_YOUR INSTRUCTIONS_. Check each line of the listing, and copy it if it contains the word "this".

_EXERCISE INPUTS_.
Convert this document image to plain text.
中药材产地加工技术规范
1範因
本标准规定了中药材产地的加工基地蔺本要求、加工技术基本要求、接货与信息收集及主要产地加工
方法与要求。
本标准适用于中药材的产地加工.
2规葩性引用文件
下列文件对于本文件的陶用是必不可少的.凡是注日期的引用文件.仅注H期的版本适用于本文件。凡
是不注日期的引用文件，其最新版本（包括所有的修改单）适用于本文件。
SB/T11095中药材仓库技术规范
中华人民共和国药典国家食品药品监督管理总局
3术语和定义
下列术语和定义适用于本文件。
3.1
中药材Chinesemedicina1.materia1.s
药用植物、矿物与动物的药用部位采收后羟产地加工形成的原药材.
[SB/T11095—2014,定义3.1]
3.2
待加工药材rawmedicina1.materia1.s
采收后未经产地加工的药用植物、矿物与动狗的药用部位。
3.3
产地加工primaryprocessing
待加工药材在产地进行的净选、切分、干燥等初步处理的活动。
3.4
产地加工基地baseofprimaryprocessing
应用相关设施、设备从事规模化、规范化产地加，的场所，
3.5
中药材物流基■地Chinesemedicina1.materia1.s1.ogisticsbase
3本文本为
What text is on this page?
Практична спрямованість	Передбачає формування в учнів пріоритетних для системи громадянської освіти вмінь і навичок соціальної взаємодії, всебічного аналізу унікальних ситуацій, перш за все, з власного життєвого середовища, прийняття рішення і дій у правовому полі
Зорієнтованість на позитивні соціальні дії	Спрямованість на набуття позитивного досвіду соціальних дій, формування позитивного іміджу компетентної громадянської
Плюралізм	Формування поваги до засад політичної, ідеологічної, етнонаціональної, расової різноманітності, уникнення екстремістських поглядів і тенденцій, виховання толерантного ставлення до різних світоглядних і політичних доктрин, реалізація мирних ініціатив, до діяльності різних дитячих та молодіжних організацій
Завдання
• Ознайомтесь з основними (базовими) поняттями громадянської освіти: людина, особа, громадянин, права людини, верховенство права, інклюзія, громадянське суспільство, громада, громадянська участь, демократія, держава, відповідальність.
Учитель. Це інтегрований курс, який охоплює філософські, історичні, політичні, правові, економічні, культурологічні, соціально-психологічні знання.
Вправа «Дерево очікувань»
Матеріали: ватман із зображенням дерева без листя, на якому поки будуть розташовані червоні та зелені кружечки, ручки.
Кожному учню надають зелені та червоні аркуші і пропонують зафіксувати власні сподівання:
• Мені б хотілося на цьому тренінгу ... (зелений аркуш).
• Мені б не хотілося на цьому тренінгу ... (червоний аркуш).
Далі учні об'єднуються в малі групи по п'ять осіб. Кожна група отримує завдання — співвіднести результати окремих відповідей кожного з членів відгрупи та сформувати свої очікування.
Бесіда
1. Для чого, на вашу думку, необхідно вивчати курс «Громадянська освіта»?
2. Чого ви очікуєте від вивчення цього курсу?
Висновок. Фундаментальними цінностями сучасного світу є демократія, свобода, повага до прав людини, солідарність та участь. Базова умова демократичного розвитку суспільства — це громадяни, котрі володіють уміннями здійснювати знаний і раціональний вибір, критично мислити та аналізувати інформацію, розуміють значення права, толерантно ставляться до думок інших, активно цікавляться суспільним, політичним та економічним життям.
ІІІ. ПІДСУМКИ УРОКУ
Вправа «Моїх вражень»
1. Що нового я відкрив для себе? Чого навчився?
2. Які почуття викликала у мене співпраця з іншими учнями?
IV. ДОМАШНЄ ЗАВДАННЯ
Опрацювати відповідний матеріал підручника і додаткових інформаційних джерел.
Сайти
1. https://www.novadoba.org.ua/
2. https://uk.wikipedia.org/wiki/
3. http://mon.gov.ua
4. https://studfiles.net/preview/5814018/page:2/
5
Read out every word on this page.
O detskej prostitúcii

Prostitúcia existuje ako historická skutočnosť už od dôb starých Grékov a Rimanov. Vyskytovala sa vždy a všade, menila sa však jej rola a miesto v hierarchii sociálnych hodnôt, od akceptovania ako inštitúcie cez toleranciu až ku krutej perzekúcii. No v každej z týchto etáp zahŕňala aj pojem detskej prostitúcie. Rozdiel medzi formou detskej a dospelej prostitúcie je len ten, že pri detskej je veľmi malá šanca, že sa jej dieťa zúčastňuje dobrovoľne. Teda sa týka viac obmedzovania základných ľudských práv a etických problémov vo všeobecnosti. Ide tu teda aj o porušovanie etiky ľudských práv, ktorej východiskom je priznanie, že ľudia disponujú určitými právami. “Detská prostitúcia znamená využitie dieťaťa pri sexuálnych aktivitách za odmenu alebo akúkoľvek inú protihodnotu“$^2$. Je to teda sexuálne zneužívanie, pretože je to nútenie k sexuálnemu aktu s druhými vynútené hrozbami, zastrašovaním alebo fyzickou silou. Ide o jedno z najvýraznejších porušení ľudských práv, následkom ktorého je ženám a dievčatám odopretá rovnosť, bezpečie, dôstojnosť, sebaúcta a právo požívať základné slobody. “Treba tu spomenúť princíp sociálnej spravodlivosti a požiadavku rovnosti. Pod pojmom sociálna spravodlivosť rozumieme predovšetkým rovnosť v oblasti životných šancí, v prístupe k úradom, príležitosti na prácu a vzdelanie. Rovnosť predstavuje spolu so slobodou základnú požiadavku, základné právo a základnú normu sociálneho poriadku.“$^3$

_TASK RESPONSE_.
Convert this document image to plain text.
What text is on this page?
Read out every word on this page.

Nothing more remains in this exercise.